**Written instruction:** Report how many lines in the records below contain the word "object". Give only the number.

:::

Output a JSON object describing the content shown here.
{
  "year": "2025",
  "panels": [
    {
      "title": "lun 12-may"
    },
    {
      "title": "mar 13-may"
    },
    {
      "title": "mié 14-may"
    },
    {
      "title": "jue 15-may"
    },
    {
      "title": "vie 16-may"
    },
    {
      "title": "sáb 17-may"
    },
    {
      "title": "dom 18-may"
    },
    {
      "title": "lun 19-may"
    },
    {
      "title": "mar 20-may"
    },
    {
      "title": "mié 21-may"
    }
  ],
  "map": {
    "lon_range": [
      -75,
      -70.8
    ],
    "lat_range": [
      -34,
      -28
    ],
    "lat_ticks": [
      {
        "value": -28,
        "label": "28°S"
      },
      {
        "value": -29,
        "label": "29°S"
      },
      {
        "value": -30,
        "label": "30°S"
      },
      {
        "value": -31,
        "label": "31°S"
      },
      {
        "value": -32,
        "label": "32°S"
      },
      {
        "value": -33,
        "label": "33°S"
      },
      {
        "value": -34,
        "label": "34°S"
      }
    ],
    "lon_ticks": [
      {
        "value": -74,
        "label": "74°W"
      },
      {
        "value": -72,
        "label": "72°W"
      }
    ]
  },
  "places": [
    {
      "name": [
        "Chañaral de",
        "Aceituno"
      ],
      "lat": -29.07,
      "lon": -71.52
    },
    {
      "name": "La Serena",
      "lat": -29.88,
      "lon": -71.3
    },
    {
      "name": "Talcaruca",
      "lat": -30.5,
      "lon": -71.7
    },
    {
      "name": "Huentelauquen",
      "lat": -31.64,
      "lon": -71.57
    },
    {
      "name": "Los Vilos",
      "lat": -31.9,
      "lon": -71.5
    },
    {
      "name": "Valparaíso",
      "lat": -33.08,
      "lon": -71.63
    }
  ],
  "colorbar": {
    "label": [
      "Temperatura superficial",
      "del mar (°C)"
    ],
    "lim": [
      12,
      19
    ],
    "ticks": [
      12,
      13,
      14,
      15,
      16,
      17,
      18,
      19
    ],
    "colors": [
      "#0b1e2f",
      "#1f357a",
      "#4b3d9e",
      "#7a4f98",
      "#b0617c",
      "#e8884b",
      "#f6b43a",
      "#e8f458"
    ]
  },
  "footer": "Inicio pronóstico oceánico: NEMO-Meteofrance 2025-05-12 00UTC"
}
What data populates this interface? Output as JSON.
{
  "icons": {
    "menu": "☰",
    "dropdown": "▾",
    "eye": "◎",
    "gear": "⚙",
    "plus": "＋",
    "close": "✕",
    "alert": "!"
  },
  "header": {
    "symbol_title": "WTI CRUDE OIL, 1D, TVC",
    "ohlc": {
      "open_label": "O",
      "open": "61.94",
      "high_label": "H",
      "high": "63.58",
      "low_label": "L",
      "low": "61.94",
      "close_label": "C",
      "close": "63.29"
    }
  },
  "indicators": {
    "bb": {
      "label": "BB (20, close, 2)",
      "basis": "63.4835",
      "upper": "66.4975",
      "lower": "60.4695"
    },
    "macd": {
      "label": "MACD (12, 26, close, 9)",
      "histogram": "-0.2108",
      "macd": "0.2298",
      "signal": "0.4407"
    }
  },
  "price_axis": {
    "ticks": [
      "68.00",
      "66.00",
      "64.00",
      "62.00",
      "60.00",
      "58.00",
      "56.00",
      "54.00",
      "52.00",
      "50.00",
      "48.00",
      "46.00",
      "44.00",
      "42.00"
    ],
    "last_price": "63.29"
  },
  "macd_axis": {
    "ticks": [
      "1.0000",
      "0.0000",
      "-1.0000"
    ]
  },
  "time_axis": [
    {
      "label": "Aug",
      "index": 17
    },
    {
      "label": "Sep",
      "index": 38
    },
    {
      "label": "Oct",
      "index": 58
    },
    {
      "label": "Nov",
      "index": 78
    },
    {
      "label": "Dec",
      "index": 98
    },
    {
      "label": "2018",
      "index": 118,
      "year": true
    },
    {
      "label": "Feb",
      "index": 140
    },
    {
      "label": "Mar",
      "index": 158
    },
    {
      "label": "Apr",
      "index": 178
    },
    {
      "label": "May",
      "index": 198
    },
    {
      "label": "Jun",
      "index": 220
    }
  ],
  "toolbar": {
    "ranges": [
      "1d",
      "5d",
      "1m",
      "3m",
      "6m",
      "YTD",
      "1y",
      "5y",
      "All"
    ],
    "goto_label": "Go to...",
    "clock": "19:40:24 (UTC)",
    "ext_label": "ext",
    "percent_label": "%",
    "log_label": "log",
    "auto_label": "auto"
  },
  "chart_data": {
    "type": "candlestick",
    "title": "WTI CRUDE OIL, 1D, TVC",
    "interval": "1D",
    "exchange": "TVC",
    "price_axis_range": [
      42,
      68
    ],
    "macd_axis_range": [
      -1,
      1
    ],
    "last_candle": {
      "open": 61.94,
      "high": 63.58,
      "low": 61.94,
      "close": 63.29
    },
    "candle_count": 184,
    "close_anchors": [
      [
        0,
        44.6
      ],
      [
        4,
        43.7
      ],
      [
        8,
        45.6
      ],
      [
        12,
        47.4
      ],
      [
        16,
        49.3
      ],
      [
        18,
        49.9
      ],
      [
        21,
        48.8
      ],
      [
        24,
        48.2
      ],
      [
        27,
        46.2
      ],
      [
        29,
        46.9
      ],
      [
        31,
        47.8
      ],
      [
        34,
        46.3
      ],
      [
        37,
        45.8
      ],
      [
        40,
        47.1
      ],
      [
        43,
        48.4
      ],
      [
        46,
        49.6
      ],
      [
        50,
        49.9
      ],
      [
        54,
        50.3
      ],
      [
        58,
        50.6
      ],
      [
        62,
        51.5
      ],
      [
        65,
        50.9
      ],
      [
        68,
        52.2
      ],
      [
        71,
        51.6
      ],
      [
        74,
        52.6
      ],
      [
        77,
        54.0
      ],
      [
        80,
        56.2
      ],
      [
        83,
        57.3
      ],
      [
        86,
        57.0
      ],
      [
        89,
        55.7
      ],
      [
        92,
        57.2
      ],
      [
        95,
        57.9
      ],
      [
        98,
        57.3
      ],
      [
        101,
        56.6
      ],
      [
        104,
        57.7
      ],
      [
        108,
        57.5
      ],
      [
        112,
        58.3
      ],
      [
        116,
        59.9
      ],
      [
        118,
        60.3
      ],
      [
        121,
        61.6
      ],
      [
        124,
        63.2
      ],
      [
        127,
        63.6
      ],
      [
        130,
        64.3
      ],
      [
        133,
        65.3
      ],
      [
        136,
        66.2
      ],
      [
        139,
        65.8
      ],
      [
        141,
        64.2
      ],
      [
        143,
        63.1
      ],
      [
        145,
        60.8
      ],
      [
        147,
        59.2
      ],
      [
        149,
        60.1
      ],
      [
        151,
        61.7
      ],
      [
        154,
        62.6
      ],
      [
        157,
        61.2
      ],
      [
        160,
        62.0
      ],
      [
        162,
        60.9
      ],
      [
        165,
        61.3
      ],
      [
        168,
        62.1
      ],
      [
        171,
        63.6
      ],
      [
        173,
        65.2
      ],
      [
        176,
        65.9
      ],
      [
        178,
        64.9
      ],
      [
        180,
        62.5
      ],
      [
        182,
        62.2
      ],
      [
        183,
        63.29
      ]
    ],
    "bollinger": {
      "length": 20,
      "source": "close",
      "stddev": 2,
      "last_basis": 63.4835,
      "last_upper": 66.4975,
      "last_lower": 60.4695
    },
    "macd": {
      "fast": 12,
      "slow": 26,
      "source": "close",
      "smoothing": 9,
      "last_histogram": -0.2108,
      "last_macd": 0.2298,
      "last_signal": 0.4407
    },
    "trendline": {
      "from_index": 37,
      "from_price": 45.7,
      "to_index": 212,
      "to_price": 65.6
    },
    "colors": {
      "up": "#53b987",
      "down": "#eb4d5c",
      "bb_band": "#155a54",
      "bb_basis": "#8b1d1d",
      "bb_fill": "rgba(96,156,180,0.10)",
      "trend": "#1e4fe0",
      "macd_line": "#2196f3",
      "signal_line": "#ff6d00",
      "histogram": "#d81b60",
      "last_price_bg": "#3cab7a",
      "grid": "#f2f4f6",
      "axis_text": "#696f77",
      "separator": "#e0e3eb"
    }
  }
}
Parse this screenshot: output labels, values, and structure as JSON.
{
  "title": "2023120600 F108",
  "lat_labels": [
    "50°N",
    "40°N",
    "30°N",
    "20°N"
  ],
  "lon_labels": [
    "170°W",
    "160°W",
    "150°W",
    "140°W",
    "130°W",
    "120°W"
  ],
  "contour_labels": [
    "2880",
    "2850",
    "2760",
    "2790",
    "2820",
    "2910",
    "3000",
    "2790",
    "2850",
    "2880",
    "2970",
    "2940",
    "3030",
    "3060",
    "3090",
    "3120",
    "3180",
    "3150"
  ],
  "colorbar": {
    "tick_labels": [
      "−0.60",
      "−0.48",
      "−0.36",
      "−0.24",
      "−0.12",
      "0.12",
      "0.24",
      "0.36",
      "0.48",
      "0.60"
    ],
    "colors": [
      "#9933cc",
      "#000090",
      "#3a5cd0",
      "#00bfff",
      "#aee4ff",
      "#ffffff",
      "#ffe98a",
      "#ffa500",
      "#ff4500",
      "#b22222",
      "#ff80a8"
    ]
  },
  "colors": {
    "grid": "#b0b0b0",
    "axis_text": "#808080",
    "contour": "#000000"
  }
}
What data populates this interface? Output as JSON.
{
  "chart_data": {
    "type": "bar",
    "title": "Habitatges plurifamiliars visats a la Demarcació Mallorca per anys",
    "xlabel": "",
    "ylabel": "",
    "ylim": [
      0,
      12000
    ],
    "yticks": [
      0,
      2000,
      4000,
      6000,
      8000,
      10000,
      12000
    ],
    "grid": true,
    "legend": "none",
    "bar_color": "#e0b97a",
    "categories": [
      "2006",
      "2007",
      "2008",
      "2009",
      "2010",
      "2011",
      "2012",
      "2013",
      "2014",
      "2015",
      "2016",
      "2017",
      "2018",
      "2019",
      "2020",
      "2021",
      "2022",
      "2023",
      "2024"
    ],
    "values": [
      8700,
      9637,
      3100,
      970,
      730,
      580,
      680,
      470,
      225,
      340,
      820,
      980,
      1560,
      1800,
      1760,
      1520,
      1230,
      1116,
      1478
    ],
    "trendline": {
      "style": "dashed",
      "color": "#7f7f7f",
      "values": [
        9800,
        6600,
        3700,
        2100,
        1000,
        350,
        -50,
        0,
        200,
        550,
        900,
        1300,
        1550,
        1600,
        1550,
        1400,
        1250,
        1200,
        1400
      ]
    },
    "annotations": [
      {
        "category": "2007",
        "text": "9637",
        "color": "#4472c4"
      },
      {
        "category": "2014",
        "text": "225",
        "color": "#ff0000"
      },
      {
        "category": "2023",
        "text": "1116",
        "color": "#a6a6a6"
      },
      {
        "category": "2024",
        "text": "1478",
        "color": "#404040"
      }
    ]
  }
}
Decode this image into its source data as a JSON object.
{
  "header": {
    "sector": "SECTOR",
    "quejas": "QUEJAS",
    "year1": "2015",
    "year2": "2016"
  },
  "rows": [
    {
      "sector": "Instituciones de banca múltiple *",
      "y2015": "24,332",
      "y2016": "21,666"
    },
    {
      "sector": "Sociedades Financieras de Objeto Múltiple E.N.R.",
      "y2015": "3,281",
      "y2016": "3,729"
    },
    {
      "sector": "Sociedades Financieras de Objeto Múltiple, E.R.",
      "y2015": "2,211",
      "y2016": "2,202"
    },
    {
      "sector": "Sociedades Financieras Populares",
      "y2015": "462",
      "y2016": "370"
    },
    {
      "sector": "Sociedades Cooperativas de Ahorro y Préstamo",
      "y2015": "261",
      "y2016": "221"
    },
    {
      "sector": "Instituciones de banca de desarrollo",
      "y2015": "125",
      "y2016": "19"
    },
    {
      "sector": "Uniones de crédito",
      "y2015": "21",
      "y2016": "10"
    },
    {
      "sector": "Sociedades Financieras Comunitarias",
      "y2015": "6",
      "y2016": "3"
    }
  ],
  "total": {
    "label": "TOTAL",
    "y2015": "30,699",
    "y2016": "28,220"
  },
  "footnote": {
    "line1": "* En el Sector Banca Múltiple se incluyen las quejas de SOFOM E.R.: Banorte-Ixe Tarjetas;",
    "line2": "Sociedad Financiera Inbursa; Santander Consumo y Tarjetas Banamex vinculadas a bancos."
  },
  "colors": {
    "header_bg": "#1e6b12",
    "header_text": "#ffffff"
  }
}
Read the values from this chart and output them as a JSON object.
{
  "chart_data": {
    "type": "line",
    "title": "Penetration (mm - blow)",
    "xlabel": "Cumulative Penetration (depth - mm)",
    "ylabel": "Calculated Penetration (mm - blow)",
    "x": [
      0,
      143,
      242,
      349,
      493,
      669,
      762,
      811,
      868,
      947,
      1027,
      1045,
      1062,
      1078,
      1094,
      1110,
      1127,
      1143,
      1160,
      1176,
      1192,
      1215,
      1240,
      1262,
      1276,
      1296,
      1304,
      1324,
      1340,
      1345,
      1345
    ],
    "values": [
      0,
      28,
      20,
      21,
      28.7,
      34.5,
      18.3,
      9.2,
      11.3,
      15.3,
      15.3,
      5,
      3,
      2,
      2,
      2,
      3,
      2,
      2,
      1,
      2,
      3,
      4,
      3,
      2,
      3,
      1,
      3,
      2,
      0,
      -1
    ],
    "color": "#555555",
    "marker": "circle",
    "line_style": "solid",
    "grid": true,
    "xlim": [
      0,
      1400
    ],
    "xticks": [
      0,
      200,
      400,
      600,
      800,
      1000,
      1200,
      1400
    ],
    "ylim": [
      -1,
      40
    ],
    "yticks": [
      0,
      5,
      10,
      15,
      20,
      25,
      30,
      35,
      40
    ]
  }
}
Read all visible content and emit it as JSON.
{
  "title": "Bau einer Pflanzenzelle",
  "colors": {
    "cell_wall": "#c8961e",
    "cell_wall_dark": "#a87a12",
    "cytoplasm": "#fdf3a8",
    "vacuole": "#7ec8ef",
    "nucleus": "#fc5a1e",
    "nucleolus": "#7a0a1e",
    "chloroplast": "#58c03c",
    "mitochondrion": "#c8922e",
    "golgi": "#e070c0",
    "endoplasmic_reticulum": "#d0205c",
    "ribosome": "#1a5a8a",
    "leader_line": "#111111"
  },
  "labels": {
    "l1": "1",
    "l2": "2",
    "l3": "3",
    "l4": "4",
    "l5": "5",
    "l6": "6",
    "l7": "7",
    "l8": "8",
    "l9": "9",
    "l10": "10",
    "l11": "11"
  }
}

:::

**Written answer:** 3